Written instruction: Pull every line containing "starting" from the entries.

### Data for processing

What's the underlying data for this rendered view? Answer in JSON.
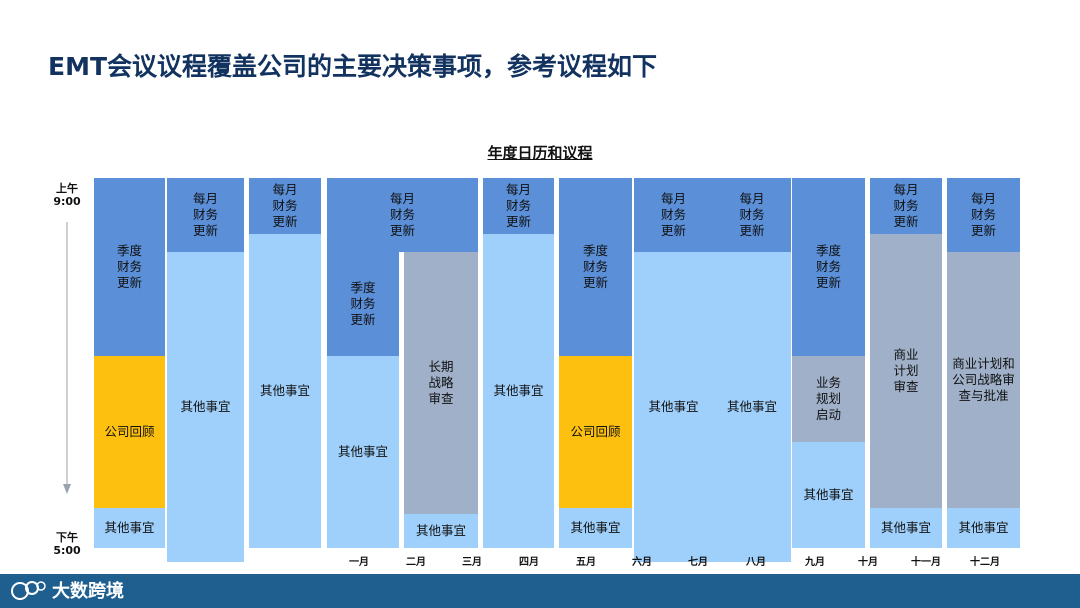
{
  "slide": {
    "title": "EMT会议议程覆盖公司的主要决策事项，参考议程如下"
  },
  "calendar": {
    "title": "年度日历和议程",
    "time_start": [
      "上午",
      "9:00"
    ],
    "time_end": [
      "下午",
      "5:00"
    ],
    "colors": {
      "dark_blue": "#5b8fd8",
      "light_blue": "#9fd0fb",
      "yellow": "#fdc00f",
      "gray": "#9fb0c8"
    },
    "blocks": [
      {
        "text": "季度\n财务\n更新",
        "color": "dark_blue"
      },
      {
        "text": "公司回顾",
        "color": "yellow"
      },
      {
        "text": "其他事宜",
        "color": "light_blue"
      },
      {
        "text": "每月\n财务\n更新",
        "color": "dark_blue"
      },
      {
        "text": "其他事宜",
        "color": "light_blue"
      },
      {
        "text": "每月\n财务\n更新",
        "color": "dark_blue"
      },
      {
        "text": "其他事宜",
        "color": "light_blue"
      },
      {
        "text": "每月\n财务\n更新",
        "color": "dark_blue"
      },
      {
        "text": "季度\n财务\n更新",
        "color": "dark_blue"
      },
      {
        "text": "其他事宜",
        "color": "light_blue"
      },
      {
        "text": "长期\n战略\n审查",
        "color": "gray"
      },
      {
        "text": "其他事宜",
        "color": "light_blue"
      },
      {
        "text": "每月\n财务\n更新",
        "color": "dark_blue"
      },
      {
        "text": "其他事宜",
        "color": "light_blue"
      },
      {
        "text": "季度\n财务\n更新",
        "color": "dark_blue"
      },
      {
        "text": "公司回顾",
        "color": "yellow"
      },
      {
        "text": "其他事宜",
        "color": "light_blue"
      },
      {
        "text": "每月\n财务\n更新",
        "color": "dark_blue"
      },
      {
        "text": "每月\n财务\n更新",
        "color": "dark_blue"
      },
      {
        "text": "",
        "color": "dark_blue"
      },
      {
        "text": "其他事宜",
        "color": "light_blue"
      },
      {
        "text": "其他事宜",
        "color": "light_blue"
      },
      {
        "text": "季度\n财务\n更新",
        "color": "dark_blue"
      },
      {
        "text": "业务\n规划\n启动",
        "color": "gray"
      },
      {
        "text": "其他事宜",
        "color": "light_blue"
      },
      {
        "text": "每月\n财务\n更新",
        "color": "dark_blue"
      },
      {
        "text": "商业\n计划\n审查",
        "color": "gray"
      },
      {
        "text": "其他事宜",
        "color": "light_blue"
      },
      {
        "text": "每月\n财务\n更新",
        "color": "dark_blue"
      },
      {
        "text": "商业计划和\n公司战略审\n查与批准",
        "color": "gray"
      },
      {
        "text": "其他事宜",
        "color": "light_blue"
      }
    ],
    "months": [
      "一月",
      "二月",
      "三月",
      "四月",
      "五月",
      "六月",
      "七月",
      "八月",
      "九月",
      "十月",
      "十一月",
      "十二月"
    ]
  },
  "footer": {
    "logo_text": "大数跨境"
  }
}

######
### Data for processing

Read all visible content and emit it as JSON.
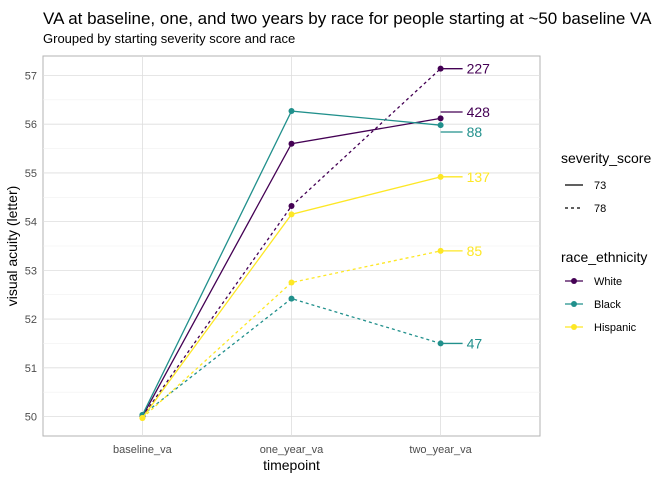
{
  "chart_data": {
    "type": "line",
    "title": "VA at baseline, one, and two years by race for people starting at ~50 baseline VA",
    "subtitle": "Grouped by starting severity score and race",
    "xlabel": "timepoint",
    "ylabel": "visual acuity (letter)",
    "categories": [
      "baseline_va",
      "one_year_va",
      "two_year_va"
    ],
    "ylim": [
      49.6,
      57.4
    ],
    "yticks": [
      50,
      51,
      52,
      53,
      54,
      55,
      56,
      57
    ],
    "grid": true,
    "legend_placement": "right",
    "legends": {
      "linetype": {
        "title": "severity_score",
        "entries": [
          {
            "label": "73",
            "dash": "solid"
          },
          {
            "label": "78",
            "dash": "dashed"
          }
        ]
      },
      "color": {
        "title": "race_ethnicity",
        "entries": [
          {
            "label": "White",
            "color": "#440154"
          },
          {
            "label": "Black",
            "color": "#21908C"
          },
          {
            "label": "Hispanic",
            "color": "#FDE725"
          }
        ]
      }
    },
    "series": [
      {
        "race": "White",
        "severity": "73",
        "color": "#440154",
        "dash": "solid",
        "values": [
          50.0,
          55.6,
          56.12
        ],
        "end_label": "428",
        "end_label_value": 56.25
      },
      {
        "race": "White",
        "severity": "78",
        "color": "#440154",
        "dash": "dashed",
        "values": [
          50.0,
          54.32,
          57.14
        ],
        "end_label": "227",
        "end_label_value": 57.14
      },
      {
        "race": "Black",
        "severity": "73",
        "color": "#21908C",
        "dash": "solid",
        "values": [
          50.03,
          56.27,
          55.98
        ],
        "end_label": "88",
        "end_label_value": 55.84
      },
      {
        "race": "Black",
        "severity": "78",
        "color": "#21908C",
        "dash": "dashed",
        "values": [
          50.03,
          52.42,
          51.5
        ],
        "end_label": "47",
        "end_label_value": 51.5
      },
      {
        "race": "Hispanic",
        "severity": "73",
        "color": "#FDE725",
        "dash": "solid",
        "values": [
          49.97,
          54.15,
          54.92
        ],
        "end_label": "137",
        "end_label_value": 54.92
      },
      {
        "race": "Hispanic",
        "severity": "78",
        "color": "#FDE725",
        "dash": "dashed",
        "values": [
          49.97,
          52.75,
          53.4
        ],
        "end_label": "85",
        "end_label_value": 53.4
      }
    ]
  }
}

######
### Data for processing

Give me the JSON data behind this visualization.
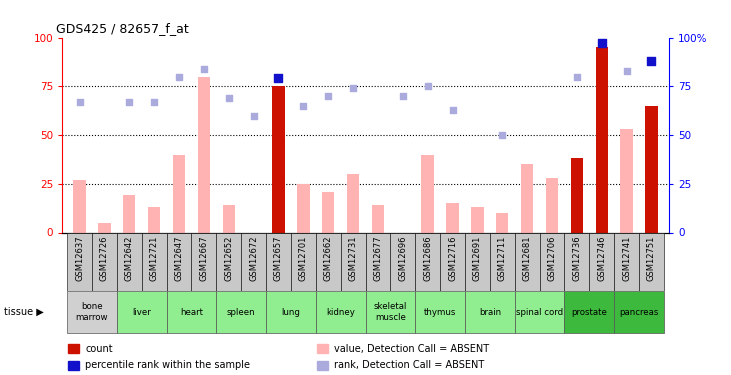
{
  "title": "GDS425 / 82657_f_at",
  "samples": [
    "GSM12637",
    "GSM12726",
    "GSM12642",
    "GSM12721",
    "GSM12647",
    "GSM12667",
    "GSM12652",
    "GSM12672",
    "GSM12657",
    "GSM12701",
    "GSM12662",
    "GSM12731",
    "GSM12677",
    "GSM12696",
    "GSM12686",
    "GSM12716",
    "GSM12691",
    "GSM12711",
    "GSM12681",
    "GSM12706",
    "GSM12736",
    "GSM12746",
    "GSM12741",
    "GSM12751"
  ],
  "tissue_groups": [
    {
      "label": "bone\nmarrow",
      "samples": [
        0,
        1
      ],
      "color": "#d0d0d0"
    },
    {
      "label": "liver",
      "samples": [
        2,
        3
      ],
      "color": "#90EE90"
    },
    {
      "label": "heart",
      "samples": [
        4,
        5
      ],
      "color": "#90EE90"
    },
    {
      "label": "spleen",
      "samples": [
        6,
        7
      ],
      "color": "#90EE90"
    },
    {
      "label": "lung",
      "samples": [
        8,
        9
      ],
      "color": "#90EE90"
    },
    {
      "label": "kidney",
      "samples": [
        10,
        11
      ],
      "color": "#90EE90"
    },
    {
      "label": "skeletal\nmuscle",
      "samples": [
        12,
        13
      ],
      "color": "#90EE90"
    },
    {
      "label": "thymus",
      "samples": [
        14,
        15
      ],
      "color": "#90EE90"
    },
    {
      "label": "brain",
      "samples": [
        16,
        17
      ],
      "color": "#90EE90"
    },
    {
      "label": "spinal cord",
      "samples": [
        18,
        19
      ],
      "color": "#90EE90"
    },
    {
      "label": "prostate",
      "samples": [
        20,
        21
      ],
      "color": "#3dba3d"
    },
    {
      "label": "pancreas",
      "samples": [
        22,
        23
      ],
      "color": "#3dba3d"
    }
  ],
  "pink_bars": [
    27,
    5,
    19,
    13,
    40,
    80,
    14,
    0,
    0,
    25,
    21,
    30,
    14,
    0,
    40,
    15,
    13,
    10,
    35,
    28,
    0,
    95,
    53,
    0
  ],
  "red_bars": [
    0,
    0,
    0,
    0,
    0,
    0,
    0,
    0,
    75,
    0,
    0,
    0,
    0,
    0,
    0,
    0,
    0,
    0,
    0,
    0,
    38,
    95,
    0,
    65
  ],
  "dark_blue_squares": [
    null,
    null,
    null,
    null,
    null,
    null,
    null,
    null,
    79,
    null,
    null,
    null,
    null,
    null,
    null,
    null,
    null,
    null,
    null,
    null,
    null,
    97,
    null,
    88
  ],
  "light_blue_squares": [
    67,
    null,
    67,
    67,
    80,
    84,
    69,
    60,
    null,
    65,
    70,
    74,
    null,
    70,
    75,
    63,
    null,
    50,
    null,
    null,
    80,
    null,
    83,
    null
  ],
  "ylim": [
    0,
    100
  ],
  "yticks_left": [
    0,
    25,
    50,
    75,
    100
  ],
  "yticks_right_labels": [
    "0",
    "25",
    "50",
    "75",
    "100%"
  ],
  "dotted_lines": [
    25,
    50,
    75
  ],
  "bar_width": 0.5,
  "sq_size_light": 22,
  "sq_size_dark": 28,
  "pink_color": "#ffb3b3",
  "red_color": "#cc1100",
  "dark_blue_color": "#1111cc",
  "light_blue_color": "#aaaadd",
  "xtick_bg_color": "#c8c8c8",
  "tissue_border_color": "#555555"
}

######

Expected answer:
    "title": "VA at baseline, one, and two years by race for people starting at ~50 baseline VA",
    "subtitle": "Grouped by starting severity score and race",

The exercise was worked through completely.